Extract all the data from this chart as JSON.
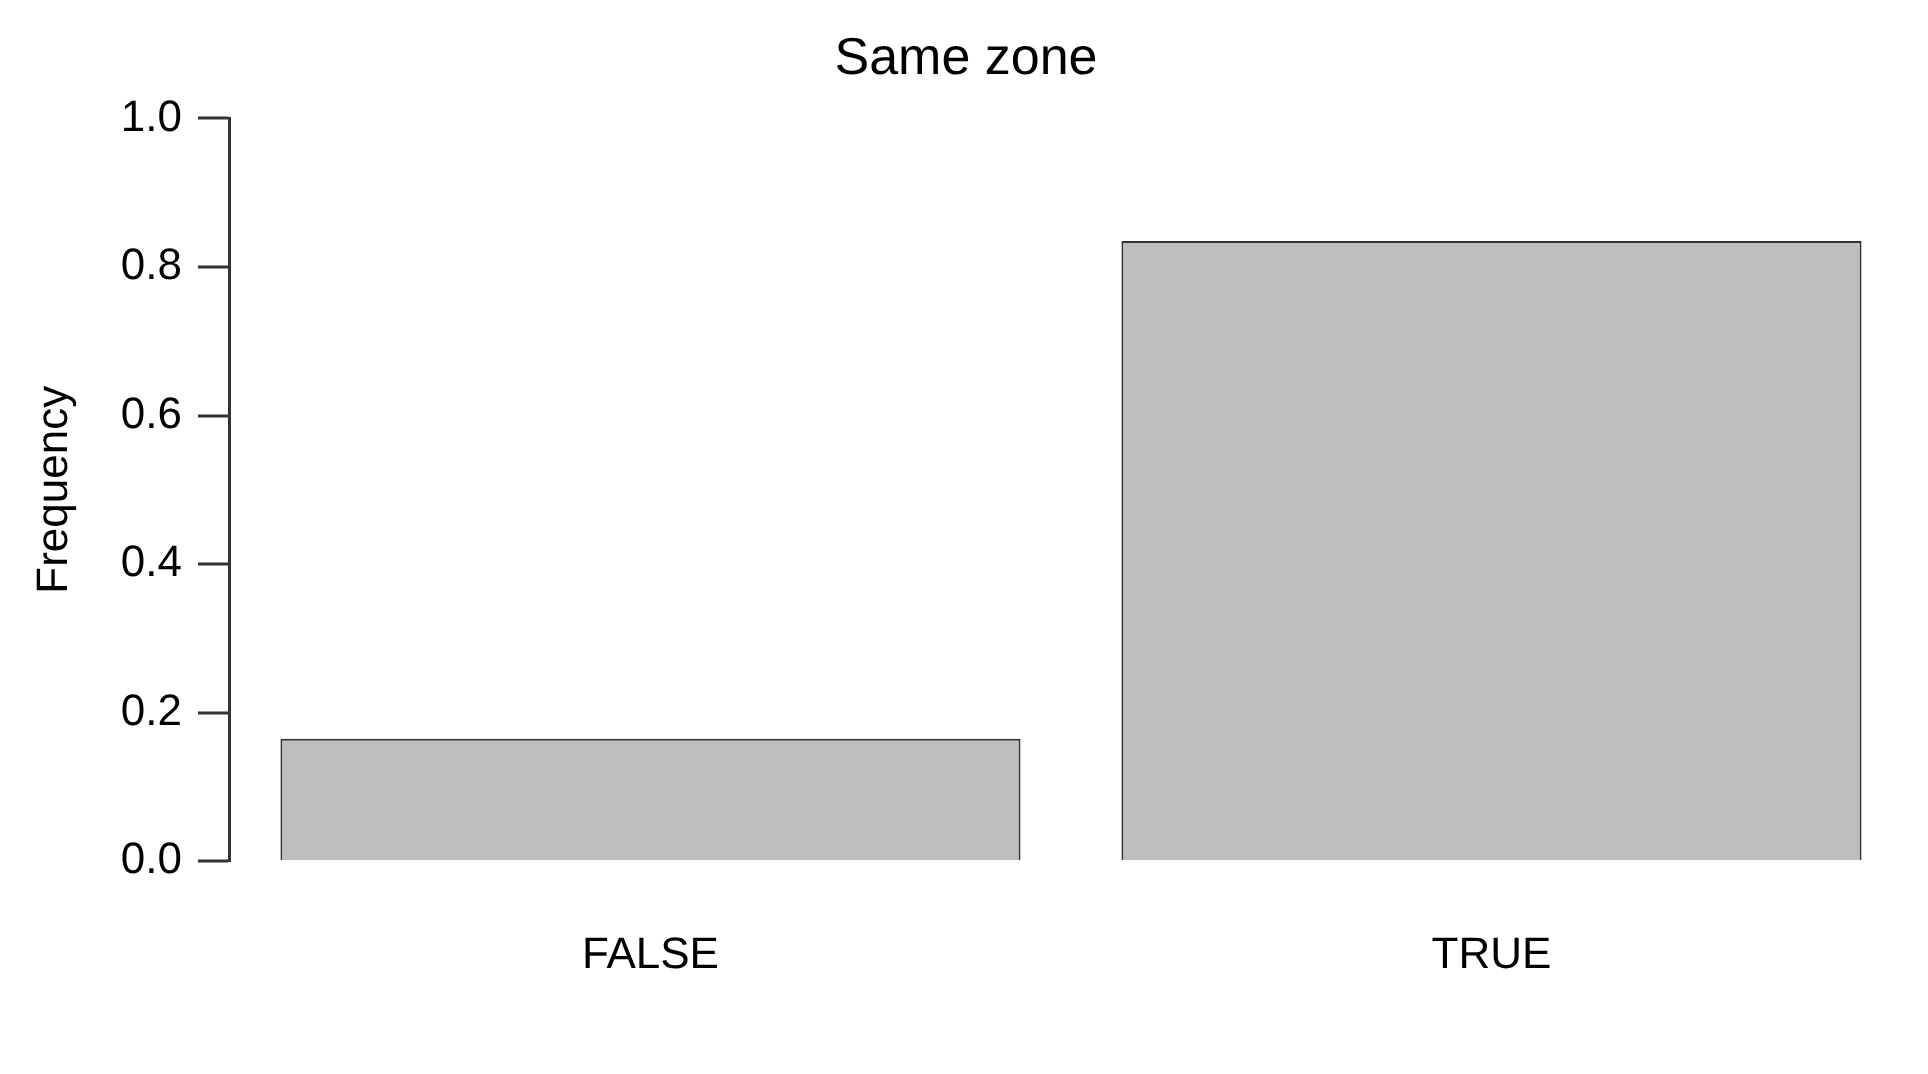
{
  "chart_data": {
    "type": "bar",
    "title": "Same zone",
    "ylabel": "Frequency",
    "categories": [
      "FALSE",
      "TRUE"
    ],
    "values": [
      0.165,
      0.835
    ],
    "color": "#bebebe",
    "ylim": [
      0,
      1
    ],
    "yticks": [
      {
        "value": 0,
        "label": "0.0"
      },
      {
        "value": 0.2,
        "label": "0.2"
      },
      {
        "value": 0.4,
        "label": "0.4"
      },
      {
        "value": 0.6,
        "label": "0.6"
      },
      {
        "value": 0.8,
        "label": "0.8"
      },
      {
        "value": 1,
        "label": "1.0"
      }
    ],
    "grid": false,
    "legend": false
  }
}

* [SHORT EXERCISE] Omit the pictures. Transcribe every record exactly.

* [THE SOLUTION]
Extract all the data from this chart as JSON.
{
  "chart_data": {
    "type": "bar",
    "title": "Same zone",
    "ylabel": "Frequency",
    "categories": [
      "FALSE",
      "TRUE"
    ],
    "values": [
      0.165,
      0.835
    ],
    "color": "#bebebe",
    "ylim": [
      0,
      1
    ],
    "yticks": [
      {
        "value": 0,
        "label": "0.0"
      },
      {
        "value": 0.2,
        "label": "0.2"
      },
      {
        "value": 0.4,
        "label": "0.4"
      },
      {
        "value": 0.6,
        "label": "0.6"
      },
      {
        "value": 0.8,
        "label": "0.8"
      },
      {
        "value": 1,
        "label": "1.0"
      }
    ],
    "grid": false,
    "legend": false
  }
}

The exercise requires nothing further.